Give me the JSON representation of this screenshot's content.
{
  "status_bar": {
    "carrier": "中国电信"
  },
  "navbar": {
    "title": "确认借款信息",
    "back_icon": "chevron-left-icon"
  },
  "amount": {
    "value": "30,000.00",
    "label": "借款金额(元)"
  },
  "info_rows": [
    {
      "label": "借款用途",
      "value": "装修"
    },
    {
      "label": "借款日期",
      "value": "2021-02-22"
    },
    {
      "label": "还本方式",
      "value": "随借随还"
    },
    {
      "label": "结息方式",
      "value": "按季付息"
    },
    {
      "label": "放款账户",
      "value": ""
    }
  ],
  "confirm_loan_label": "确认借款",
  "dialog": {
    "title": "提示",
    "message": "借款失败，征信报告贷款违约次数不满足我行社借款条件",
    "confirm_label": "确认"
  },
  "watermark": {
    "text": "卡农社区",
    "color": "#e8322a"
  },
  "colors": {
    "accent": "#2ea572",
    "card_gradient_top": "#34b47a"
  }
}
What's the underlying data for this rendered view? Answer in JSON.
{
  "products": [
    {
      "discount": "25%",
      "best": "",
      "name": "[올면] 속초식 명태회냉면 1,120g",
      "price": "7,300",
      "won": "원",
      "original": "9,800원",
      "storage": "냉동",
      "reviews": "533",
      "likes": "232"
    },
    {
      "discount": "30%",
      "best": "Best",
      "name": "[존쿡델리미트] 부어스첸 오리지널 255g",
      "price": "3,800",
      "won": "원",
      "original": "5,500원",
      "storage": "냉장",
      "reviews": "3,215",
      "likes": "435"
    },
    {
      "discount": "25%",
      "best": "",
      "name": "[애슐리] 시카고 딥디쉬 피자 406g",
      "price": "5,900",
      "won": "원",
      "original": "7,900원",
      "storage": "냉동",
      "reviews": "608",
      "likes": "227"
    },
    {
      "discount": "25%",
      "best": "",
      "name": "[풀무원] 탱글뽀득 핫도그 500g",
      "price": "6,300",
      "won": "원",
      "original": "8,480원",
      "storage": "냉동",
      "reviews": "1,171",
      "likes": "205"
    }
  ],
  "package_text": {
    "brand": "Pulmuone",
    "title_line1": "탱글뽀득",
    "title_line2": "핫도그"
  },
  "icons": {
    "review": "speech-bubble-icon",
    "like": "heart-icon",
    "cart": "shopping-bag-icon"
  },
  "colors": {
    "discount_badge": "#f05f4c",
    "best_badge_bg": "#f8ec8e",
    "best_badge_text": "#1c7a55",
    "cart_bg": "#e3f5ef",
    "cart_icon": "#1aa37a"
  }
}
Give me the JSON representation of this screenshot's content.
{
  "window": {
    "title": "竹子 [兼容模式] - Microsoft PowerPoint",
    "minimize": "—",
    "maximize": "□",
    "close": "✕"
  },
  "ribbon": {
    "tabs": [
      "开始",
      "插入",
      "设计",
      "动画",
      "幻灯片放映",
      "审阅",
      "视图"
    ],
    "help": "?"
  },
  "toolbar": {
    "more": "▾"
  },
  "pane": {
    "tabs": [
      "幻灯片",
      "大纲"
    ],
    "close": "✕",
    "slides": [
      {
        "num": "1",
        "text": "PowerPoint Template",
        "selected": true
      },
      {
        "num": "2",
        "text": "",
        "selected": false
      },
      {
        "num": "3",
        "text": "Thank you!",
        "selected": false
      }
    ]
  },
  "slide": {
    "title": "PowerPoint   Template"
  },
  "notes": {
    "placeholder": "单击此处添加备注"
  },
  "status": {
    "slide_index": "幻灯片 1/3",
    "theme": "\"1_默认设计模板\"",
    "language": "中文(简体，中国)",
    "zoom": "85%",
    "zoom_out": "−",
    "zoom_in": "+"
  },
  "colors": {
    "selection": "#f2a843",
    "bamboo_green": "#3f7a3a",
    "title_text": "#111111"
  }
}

■ WHAT THE TASK ASKS: Search the listing above for the string "탱글뽀득". Copy every line that contains it.

■ WRITTEN RESPONSE:
      "name": "[풀무원] 탱글뽀득 핫도그 500g",
    "title_line1": "탱글뽀득",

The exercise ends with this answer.